§ What the task asks: Copy the full set of lines exactly as given.

>> BEGIN Data extract

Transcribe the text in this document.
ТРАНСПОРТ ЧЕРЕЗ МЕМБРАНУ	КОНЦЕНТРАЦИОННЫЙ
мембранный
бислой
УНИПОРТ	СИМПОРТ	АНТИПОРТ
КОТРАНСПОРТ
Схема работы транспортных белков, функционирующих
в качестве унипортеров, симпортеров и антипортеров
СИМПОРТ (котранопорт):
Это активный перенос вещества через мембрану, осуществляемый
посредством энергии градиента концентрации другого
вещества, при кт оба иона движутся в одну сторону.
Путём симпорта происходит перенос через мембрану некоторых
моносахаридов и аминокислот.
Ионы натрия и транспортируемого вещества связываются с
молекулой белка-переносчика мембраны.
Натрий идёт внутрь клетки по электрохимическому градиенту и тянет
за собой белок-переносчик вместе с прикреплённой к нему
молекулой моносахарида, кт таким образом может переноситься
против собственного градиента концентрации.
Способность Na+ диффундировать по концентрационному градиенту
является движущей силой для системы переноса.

>> END Data extract

§ Result for this exercise:
Transcribe the text in this document.
ТРАНСПОРТ ЧЕРЕЗ МЕМБРАНУ	КОНЦЕНТРАЦИОННЫЙ
мембранный
бислой
УНИПОРТ	СИМПОРТ	АНТИПОРТ
КОТРАНСПОРТ
Схема работы транспортных белков, функционирующих
в качестве унипортеров, симпортеров и антипортеров
СИМПОРТ (котранопорт):
Это активный перенос вещества через мембрану, осуществляемый
посредством энергии градиента концентрации другого
вещества, при кт оба иона движутся в одну сторону.
Путём симпорта происходит перенос через мембрану некоторых
моносахаридов и аминокислот.
Ионы натрия и транспортируемого вещества связываются с
молекулой белка-переносчика мембраны.
Натрий идёт внутрь клетки по электрохимическому градиенту и тянет
за собой белок-переносчик вместе с прикреплённой к нему
молекулой моносахарида, кт таким образом может переноситься
против собственного градиента концентрации.
Способность Na+ диффундировать по концентрационному градиенту
является движущей силой для системы переноса.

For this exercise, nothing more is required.